**INSTRUCTIONS FOR THE TASK:** Wherever the word "What" appears in the entries, copy the whole line.

**INFORMATION PROVIDED:**

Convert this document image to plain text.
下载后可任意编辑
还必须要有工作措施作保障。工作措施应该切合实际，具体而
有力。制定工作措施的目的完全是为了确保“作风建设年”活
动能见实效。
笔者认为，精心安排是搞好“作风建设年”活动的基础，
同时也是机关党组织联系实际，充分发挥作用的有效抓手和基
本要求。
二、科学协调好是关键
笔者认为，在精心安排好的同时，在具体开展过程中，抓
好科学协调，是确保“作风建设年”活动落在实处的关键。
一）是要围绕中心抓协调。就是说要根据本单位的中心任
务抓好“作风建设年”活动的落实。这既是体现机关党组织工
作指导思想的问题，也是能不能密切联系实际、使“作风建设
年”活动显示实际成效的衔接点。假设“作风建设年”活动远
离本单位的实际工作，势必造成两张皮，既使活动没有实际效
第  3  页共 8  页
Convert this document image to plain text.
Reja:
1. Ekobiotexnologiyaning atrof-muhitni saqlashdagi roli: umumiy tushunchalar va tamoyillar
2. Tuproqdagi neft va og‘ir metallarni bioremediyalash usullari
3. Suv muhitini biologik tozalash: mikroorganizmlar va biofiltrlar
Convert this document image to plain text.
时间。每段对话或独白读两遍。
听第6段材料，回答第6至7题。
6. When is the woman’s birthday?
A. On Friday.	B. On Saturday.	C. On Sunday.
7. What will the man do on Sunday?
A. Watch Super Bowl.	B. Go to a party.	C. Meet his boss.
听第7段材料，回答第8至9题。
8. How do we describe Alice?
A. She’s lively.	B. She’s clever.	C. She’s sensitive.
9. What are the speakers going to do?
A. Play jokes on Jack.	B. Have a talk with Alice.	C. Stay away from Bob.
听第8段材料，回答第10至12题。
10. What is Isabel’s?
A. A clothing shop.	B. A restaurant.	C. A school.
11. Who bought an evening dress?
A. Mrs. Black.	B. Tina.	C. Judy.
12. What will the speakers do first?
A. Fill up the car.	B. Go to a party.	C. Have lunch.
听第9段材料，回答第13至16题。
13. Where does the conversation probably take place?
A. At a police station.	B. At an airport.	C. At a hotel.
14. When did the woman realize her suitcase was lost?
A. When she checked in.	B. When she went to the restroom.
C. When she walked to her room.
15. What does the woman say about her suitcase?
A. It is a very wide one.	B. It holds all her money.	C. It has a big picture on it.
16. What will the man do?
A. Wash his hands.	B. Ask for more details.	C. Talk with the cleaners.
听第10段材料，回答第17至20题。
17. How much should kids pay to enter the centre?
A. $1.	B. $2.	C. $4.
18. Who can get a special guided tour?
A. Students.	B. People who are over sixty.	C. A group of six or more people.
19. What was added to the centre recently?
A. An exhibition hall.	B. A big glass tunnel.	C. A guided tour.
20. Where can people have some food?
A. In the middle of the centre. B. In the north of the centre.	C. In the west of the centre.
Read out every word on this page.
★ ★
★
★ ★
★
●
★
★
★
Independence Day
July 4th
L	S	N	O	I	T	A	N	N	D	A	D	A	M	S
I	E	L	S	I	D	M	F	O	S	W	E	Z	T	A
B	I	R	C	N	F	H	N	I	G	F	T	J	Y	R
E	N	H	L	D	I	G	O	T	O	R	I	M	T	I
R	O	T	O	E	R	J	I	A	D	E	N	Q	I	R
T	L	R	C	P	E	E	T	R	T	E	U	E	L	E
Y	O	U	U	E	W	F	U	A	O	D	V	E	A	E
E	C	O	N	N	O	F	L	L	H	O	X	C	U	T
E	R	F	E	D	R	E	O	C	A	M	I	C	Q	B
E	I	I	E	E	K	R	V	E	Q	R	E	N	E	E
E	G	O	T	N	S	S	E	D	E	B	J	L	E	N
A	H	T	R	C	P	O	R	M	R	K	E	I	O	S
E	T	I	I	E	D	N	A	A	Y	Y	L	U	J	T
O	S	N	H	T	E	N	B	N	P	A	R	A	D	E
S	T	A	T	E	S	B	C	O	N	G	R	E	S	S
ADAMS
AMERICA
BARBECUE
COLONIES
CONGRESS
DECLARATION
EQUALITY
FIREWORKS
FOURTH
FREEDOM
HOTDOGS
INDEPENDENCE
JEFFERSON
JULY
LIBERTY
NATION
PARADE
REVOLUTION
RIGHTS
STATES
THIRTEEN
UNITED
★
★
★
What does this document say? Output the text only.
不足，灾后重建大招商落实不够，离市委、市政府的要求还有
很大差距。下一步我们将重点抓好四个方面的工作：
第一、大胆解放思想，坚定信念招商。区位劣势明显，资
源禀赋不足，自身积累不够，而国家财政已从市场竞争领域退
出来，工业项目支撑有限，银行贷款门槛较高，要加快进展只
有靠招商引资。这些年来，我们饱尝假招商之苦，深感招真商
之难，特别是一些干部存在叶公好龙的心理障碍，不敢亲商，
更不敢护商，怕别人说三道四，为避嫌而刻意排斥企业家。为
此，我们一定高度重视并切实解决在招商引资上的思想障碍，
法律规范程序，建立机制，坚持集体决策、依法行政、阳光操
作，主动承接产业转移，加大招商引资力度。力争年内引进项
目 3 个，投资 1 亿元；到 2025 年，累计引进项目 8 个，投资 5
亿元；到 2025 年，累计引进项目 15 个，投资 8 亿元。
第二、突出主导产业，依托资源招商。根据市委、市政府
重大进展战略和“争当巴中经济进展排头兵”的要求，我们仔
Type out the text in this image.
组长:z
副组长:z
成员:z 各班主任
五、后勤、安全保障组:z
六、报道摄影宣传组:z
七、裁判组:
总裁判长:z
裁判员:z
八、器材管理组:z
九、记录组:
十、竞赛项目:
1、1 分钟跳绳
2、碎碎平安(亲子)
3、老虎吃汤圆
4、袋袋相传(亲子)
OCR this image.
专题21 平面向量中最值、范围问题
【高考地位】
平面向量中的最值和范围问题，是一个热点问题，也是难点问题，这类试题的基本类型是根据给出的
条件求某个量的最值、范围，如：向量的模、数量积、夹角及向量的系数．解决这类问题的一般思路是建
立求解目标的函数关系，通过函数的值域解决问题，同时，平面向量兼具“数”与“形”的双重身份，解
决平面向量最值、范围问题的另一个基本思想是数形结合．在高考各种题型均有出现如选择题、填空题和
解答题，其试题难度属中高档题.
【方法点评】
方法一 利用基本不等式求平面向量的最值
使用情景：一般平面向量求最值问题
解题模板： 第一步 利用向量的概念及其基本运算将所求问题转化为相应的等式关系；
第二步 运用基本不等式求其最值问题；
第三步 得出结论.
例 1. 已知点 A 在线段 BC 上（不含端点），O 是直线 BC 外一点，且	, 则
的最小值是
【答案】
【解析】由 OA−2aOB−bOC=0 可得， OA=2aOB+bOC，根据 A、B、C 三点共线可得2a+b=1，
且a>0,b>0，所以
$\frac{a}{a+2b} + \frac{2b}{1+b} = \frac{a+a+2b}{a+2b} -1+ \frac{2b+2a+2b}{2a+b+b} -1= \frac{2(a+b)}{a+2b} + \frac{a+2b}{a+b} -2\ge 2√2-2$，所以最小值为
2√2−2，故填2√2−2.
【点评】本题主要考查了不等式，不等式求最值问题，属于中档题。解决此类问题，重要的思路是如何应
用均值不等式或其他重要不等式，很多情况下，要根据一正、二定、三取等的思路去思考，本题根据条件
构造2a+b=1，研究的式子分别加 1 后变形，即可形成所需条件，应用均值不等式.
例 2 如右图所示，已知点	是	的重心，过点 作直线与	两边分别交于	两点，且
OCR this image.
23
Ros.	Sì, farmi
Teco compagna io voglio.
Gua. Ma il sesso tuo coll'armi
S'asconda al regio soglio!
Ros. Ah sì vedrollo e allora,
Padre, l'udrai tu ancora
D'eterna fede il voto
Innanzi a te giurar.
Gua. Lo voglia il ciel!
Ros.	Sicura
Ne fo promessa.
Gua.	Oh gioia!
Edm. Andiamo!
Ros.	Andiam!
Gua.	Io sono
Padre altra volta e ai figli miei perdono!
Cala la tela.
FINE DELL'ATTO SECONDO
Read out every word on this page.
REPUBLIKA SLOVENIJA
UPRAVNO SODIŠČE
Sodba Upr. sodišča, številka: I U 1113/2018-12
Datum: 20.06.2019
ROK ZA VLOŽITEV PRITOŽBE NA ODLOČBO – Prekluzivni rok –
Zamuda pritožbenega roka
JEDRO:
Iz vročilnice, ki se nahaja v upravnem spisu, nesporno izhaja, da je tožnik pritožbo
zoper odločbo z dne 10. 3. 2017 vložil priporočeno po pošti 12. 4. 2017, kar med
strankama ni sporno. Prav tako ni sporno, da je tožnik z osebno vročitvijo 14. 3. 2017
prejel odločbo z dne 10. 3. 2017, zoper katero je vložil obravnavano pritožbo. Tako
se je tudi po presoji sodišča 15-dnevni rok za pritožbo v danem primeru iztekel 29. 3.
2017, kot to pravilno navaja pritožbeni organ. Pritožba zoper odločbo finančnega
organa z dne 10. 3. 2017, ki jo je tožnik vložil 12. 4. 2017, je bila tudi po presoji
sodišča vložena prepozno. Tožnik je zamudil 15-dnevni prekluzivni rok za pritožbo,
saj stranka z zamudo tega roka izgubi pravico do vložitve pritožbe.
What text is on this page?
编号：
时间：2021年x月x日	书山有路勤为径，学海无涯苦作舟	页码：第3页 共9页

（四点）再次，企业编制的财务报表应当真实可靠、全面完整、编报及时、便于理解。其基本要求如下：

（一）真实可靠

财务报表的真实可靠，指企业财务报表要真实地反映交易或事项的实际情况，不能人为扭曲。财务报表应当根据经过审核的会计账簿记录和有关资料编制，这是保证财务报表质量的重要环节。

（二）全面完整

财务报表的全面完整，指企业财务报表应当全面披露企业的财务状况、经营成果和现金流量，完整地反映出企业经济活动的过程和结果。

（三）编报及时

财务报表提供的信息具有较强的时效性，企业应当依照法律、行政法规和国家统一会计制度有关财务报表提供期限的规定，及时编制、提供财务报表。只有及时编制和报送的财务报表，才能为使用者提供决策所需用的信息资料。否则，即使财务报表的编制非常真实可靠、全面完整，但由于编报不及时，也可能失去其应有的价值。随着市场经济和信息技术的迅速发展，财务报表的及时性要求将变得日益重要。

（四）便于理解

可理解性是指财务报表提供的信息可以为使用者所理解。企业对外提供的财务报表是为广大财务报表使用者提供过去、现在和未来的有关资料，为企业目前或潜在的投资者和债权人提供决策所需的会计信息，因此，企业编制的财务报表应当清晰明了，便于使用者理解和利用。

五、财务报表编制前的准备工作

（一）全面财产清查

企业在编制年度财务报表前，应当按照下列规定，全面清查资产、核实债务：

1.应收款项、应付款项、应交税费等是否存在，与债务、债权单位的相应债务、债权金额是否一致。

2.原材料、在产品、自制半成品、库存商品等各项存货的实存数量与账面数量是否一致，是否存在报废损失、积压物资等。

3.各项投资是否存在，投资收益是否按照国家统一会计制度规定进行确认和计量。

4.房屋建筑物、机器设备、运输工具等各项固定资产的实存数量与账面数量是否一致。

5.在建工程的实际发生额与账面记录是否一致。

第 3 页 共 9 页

**EXERCISE RESULT:**
7. What will the man do on Sunday?
9. What are the speakers going to do?
10. What is Isabel’s?
12. What will the speakers do first?
15. What does the woman say about her suitcase?
16. What will the man do?
19. What was added to the centre recently?
What does this document say? Output the text only.
What text is on this page?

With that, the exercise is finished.